**Written instruction:** Search the data for the string "grace" and extract every line where it appears.

--- Start of Data extract ---

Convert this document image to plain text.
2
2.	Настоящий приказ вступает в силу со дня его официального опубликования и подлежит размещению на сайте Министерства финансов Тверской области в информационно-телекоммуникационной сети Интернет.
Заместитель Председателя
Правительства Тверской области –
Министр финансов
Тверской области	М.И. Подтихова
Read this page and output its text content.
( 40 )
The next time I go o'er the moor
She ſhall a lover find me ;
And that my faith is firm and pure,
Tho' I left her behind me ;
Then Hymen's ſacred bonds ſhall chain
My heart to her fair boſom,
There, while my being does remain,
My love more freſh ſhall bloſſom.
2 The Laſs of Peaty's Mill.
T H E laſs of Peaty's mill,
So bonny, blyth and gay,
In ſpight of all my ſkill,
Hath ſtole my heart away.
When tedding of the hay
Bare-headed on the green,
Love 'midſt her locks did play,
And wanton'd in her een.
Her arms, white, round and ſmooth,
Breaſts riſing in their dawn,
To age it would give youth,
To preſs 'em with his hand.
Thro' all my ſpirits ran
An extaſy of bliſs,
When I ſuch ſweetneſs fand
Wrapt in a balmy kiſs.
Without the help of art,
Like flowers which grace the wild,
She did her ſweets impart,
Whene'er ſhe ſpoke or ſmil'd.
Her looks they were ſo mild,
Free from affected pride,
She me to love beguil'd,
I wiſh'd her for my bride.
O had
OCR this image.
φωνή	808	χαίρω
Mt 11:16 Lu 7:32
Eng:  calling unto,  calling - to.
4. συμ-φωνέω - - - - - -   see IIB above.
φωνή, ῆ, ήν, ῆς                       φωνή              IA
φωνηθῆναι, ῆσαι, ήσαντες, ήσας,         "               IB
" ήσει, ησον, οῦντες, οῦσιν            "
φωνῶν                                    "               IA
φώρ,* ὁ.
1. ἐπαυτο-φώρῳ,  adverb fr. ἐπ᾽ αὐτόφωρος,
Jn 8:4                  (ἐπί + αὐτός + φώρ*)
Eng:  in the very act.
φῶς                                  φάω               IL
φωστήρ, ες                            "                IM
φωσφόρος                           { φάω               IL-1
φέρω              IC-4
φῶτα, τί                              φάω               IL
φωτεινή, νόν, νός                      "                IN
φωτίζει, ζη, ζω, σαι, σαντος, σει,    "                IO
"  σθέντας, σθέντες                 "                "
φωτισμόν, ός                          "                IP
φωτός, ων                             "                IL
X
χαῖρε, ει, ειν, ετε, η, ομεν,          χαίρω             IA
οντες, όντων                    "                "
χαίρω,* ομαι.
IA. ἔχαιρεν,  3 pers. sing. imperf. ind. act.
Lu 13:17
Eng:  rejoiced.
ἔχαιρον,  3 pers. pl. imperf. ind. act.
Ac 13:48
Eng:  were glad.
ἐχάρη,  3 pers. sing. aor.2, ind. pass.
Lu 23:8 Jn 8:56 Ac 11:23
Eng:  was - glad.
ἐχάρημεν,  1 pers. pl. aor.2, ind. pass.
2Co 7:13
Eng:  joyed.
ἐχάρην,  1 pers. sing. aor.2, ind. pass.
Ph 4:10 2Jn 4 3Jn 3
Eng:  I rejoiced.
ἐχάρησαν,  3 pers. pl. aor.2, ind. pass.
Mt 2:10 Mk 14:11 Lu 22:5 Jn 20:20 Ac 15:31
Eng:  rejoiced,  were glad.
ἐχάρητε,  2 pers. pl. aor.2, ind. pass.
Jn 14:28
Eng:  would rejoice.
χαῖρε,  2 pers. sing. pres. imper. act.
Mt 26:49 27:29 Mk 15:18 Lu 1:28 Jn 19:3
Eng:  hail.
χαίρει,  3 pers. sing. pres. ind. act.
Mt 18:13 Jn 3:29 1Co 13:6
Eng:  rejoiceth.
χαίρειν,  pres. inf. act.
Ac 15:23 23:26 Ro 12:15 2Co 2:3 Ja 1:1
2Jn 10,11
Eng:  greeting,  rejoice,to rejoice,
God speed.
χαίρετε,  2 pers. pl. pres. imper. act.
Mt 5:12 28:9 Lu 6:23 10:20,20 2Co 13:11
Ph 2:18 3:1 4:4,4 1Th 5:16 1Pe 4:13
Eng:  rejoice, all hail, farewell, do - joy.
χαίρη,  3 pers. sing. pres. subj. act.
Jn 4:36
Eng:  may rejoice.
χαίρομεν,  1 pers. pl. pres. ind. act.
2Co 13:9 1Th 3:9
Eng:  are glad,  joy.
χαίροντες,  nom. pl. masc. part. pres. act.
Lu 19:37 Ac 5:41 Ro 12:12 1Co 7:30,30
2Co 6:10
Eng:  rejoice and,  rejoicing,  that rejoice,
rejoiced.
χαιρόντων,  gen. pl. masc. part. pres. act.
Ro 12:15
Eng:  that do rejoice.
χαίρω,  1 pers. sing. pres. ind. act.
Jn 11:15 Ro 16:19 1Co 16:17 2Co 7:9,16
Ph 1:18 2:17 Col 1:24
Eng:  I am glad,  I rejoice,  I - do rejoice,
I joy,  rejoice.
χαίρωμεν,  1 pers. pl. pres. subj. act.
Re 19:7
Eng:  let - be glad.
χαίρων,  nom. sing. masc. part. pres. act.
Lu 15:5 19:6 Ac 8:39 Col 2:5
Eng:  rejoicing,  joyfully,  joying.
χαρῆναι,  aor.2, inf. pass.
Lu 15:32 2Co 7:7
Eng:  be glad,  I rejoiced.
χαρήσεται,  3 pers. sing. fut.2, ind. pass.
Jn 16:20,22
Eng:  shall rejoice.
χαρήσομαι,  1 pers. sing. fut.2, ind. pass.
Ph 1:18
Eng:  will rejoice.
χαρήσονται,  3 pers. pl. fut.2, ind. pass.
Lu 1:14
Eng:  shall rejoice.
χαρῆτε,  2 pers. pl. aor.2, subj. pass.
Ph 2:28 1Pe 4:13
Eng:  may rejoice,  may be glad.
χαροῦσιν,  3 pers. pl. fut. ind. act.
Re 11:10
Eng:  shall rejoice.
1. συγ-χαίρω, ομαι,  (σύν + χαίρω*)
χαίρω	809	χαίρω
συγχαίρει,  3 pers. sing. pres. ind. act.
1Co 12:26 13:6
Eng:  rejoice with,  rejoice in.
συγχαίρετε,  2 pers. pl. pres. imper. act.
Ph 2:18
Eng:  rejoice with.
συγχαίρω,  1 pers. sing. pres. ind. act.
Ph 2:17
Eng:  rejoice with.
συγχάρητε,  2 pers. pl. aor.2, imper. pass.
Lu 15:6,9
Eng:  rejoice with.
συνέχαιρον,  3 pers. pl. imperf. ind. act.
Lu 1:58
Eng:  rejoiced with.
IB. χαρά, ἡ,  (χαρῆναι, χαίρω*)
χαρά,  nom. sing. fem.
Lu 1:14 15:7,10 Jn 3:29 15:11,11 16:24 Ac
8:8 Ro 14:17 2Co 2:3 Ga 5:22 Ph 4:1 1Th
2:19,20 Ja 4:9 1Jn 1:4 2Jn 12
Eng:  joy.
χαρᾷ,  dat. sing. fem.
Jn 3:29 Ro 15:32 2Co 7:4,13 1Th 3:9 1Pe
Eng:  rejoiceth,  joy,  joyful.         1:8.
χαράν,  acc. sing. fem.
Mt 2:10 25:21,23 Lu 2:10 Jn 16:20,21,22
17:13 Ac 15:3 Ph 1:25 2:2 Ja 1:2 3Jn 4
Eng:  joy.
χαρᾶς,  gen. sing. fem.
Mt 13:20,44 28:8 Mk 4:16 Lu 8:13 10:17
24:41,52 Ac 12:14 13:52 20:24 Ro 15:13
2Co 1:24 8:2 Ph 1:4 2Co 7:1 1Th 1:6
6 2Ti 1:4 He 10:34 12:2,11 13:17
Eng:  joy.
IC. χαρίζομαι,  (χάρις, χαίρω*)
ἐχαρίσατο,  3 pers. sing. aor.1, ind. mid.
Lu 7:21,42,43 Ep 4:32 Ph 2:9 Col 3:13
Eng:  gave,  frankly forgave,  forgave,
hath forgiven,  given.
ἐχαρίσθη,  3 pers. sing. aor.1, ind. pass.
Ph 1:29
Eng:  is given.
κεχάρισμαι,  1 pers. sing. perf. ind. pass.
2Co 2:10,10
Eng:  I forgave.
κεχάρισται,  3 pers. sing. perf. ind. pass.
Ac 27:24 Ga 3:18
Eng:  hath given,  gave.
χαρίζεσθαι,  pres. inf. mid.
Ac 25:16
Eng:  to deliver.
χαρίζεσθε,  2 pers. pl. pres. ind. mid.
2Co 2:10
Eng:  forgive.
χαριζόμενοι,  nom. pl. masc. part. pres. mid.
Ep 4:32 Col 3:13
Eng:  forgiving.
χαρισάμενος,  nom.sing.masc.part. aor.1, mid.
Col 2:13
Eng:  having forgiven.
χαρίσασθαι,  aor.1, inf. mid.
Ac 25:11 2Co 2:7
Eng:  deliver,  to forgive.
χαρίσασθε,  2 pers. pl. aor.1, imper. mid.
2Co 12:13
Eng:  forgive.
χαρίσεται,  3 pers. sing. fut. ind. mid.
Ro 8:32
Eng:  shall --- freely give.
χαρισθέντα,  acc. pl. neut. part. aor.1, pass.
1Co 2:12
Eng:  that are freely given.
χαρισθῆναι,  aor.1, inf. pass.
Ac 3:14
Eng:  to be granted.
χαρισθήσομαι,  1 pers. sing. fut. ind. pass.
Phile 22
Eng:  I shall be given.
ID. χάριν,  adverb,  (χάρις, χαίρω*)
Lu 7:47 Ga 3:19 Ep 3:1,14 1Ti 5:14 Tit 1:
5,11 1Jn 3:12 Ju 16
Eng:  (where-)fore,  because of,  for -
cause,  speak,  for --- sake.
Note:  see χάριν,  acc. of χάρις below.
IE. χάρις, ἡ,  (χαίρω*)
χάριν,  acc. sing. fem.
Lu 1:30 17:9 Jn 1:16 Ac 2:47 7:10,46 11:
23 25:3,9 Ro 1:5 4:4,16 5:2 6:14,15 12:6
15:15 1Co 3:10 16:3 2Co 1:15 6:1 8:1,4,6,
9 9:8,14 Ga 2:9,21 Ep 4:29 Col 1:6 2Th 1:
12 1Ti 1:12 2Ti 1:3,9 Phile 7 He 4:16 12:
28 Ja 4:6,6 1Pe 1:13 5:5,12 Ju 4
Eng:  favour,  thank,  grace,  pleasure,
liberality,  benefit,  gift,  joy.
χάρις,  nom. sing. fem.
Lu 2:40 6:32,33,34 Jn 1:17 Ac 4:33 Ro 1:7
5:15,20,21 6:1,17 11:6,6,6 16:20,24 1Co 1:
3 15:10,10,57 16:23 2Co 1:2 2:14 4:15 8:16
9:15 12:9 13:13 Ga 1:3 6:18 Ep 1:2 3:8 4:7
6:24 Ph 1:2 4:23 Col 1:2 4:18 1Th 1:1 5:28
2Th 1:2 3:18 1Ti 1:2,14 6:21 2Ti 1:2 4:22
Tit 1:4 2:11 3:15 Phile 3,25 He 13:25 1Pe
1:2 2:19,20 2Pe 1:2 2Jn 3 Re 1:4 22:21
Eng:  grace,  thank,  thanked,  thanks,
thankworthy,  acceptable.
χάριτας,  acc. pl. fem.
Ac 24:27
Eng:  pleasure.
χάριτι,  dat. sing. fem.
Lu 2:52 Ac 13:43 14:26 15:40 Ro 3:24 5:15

--- End of Data extract ---

**Answer to this task:**
Like flowers which grace the wild,
Eng:  favour,  thank,  grace,  pleasure,
Eng:  grace,  thank,  thanked,  thanks,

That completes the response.